He’s a younger Wonka and doesn’t have Wilder's psychological experience, which makes him more charming and witty and less of an unpredictable mind to peer through. Scenes involving Wonka’s deceased mother (Sally Hawkins) add warmth to the film and the character. His inner pain is more understood here: a man with big dreams hoping to make his late mother proud. Chalamet also shares incredible chemistry with Lane, who explodes the screen in a staggering breakout role (it’s no surprise that she ultimately got nominated for a Critics Choice Award earlier this week). The two fill Chung’s frame with enough infectious charm that they more than make up for the lack of pure imagination on screen. 

Regardless of Burton’s flaws in the 2005 Charlie and the Chocolate Factory, no one can deny how vivid the film looks, making the titular chocolate factory something that kids (and adults) would want to visit. The same applies to the 1971 film – it’s so imaginative that anyone watching wished it were real. None of that is found in King’s Wonka, and while the musical numbers are certainly lively, which allows Chung to play with [limited] light and color and give some movement to the camera, the CGI looks unfinished, and the green-screen-laden tableaux are so fake that the overall visual result is a drab affair, especially on an IMAX screen. 

It’s a cardinal sin (pun absolutely intended, regarding Atkinson’s character) for a Willy Wonka movie to look this boring. Still, there are at least interesting flourishes here and there, most notably a back-to-the-camera shot of Keegan Michael-Key’s chief of police walking in the Church while Chocolate Monks aum. For some reason, it’s the most staggering image of the film because it feels plucked out of a different mode of filmmaking than the rest of the movie, quasi-spiritual in its presentation, making this rather mundane shot look epic in scale and scope while the rest is washed.
----------
> **PROBLEMS TO SOLVE**:
[1] Answer these questions using the Wonka review:
(a) Who plays Wonka's deceased mother?
(b) In what year was Burton's Charlie and the Chocolate Factory released?
(c) On what kind of screen does the reviewer find the visual result especially drab?
[2] For each statement, state whether it agrees with the Wonka review, and quote the words that decide it.
(a) The reviewer finds the CGI in King's Wonka polished.
(b) Lane was nominated for a Critics Choice Award.
(c) The reviewer says viewers of the 1971 film wished it were real.
[3] Write the next part of the Wonka review, picking up after its final sentence.

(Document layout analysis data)
----------
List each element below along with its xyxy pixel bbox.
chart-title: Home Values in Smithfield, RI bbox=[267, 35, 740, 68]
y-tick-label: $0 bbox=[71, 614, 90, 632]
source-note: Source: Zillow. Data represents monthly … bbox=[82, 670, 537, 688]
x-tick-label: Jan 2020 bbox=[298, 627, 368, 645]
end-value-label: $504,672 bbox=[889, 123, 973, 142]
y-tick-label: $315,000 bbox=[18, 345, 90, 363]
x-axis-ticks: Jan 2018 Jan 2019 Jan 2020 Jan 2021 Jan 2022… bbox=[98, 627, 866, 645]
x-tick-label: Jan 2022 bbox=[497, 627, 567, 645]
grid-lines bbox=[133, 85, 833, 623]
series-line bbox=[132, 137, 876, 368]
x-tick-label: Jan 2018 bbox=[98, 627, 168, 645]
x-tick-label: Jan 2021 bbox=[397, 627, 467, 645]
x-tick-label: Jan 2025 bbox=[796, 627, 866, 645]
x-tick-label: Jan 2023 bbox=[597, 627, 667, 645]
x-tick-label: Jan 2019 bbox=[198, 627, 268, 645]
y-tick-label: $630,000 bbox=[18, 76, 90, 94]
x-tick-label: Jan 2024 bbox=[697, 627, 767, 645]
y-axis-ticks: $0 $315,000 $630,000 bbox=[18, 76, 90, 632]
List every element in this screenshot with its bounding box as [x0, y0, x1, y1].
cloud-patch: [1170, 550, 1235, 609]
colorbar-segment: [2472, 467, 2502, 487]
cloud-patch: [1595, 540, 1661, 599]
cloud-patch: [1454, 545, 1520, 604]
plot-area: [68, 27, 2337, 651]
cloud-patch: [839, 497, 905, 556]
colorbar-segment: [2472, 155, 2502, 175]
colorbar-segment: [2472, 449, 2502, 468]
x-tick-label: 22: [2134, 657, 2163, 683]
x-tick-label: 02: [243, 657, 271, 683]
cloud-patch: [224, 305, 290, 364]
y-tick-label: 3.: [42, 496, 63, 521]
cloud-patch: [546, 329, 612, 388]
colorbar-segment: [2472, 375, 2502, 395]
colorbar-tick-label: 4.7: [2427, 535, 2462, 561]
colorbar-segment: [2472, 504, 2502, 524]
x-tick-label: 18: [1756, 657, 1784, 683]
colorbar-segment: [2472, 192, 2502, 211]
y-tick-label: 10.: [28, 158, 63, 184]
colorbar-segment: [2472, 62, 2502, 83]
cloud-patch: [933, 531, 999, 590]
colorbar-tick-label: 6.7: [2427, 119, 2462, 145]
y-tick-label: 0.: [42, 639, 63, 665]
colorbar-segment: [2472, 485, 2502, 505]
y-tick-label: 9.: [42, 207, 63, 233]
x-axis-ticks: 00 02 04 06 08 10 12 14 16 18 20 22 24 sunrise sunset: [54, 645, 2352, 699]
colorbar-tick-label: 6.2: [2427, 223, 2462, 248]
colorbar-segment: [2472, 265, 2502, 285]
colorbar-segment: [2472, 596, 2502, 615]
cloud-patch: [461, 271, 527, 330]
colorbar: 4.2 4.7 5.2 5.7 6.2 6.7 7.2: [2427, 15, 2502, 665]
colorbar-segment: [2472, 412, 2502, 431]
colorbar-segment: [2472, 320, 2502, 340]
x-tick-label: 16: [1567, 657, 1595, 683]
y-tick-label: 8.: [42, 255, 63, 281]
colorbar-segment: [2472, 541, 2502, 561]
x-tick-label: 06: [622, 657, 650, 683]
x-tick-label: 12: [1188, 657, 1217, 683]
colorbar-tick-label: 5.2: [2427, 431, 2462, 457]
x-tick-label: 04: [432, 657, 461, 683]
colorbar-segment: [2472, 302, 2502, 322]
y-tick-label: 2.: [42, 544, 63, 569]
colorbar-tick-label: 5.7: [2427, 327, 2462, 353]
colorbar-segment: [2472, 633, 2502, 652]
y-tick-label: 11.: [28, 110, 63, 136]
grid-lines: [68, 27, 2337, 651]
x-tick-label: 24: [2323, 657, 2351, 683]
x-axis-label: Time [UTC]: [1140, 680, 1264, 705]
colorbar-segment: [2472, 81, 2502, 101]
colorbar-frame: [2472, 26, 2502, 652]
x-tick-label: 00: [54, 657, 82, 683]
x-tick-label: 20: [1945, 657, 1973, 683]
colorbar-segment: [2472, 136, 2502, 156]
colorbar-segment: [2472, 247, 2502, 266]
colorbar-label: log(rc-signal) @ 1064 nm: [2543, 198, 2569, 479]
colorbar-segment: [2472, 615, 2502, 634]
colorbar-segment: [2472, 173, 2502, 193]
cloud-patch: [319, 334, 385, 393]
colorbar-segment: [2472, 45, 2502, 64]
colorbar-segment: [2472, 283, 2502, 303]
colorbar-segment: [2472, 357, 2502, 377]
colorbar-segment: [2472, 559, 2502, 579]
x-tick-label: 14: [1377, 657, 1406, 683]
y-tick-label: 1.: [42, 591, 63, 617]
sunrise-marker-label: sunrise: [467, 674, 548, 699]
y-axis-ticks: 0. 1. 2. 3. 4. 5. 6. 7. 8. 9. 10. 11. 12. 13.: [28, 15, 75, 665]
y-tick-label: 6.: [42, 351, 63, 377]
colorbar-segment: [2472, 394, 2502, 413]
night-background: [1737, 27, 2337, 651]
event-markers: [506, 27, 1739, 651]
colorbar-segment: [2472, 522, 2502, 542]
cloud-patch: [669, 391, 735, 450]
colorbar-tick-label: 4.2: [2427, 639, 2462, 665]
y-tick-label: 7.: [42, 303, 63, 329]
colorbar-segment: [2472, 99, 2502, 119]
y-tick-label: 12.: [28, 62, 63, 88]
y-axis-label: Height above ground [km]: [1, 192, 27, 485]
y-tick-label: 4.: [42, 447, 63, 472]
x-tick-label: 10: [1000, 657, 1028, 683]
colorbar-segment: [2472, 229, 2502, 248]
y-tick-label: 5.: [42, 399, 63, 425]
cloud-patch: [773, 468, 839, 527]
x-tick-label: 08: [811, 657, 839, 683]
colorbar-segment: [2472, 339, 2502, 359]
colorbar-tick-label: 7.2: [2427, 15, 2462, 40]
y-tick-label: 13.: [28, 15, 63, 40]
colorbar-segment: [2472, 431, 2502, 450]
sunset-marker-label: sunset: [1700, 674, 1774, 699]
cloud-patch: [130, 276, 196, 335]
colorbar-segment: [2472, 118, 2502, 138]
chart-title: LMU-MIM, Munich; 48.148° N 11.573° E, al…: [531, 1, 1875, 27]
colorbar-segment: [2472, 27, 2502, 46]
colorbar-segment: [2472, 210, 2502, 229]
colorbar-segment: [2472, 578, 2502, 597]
----------
> **TASK ANSWERS**:
[1]
(a) Sally Hawkins
(b) 2005
(c) An IMAX screen

[2]
(a) No: "the CGI looks unfinished"
(b) Yes: "she ultimately got nominated for a Critics Choice Award earlier this week"
(c) Yes: "it’s so imaginative that anyone watching wished it were real"

[3]
It’s even worse when Grant shows up as an Oompa-Loompa and likely solely accepts the part because he got to work with Paul King again. He looks miserable during the entire film, fully knowing how embarrassing it’ll be to see himself on an IMAX screen with orange skin, green hair, and ridiculously shameful CGI work. No wonder he’s been acting embarrassed during that press tour, because who wouldn’t be?

But there’s something about King’s sense of humor and its musical numbers that makes the whole affair strangely compelling. The blend of genres highly indicates King’s appreciation of Stuart’s Willy Wonka, which blended documentary-styled vignettes with family-friendly whimsy and intricate musical sequences. Wonka goes from full-on hyperkinetic musical to intimate character study, crime caper, and slapstick comedy, and none of the shifts in tone and atmosphere feel jarring. Instead, they feel perfectly calibrated to how Wonka’s behavior shifts from moment to moment as he adapts to his new environment and uses his wit and charm to defeat a controlling and manipulative cartel. It also helps that the trio of villains is devilishly good here, representing the cartoonish and caricatural charm of Dahl-written antagonists with gusto, and share the best musical number of the film, with lots of bright colors and confetti accompanying a highly-catchy bop. 

And it’s because of this that Wonka mostly succeeds, alongside one of Chalamet’s best turns, who perfectly understands the charm needed to play Willy Wonka and capture the hearts of a new generation who will tune into this film for him and hopefully discover the magnetic portrayal of Willy Wonka that Gene Wilder gave to the world with such pure imagination. It may not be as sharp as Mel Stuart’s movie nor as visually striking as Tim Burton’s take on the material, still, it certainly stands on its own two feet as a good piece of entertainment and one that reaffirms Paul King as a great confectioner of high-quality family cinema.